### PROBLEM DESCRIPTION
The required result is a copy of each line below in which "involves" appears.

### EXCERPTED RECORDS
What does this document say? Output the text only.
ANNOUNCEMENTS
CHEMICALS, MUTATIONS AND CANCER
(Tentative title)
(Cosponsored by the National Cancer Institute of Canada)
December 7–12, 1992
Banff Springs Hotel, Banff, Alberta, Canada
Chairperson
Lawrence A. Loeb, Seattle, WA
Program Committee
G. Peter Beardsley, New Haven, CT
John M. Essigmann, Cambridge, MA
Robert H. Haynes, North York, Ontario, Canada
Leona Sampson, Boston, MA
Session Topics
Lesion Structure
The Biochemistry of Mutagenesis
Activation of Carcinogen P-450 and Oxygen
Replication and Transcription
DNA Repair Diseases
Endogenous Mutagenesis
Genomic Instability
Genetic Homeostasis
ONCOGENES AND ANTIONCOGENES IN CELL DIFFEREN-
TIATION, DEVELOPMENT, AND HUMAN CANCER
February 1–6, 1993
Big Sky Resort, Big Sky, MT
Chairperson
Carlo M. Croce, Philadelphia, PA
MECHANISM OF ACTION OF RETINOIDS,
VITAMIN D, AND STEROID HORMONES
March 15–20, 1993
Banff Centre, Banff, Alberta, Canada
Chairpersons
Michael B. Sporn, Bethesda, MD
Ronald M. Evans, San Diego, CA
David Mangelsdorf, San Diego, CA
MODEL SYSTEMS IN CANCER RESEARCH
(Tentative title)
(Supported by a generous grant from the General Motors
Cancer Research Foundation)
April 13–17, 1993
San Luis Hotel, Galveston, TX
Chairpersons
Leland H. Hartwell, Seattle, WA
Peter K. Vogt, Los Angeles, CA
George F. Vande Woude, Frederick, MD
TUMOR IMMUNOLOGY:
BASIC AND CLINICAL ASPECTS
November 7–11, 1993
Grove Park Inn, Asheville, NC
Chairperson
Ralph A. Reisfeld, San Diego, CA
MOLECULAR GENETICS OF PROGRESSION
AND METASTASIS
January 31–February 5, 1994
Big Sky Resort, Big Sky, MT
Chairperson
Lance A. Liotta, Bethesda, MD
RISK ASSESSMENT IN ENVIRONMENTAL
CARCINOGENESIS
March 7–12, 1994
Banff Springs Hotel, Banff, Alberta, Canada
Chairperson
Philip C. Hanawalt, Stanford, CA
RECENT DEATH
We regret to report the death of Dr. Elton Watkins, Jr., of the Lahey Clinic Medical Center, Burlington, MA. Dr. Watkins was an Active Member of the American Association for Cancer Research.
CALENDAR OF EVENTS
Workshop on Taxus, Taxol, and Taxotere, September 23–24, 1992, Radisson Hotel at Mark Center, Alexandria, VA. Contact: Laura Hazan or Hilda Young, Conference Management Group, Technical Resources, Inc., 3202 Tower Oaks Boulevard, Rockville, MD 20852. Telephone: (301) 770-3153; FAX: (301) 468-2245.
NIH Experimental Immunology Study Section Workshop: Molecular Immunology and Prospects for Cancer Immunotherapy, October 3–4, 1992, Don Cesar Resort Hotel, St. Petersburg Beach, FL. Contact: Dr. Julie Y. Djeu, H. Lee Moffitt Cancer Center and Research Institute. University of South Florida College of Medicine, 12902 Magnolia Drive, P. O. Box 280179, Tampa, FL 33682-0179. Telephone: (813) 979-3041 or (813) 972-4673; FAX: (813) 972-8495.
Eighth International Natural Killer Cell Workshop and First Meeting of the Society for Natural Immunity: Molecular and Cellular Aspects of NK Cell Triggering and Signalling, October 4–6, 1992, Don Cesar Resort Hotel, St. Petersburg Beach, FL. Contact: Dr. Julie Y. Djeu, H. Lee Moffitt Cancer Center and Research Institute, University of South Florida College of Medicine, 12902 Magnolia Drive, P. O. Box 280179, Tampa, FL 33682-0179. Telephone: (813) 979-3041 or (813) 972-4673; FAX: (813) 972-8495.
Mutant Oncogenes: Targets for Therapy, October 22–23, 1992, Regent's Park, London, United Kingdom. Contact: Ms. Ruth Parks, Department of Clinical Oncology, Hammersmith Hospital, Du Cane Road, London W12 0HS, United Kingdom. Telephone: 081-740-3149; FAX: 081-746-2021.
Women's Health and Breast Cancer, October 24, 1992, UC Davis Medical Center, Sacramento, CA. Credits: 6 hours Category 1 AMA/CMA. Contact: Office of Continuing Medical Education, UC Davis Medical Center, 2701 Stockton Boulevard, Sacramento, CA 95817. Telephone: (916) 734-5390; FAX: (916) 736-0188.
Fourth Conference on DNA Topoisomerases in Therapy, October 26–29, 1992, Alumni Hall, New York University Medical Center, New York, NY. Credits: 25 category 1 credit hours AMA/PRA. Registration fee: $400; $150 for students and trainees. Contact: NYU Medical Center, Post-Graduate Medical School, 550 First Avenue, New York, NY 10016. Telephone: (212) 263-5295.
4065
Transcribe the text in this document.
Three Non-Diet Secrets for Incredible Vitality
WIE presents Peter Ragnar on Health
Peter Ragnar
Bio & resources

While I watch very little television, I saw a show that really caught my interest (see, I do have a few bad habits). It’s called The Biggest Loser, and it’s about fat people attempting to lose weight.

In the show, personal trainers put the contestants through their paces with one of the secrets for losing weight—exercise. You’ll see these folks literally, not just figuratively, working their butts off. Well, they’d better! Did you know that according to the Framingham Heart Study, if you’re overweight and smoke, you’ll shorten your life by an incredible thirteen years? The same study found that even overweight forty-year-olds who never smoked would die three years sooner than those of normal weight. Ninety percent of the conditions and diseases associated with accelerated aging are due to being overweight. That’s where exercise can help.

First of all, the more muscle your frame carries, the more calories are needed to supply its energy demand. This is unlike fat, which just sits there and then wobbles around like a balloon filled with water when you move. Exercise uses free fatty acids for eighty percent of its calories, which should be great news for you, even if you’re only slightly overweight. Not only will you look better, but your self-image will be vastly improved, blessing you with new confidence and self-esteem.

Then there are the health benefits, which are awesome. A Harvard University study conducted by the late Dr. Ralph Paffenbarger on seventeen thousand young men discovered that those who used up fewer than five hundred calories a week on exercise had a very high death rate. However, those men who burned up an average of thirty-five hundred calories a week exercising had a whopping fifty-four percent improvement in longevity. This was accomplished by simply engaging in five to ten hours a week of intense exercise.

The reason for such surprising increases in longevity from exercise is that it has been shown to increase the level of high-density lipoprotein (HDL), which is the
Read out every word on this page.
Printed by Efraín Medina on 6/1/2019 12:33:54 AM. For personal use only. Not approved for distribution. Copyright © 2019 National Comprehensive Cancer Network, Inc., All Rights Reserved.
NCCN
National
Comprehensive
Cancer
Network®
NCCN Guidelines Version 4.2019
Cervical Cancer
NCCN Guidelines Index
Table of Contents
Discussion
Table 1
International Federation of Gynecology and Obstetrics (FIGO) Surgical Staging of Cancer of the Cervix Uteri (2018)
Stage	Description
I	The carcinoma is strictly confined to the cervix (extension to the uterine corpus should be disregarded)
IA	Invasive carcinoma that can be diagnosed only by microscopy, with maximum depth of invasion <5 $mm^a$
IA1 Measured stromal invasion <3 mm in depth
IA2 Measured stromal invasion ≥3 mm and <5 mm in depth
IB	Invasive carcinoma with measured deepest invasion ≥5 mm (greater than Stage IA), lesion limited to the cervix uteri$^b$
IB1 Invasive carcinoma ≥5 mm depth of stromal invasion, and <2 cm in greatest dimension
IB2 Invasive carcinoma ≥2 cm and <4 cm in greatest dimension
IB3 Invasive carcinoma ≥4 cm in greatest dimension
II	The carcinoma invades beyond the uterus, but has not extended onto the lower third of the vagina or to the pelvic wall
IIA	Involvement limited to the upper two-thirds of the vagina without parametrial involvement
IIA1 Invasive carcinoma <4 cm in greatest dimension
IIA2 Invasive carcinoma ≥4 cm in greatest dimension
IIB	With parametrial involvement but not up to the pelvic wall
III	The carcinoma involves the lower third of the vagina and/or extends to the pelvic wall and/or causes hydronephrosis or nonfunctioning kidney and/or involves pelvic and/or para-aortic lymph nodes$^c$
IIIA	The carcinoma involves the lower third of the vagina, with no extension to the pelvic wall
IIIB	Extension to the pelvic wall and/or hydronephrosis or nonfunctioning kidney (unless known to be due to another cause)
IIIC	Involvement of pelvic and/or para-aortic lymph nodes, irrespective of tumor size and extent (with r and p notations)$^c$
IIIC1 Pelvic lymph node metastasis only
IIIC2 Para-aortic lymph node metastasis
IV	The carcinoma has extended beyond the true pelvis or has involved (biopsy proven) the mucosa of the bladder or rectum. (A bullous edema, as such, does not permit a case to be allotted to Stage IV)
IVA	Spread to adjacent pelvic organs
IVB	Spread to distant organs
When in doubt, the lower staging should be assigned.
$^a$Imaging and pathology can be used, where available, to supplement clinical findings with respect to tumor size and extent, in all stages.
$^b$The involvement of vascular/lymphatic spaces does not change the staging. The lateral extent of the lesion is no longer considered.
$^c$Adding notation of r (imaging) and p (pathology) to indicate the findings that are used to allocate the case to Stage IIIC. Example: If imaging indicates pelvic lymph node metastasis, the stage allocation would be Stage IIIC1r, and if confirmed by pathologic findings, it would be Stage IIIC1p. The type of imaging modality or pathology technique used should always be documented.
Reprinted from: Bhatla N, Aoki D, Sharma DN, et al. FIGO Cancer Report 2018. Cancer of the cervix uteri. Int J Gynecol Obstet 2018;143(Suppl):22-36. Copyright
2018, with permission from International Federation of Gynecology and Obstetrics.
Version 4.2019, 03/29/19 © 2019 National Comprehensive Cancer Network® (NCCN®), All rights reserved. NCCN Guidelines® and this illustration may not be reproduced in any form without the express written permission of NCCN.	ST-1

### ANSWER SPACE
III	The carcinoma involves the lower third of the vagina and/or extends to the pelvic wall and/or causes hydronephrosis or nonfunctioning kidney and/or involves pelvic and/or para-aortic lymph nodes$^c$
IIIA	The carcinoma involves the lower third of the vagina, with no extension to the pelvic wall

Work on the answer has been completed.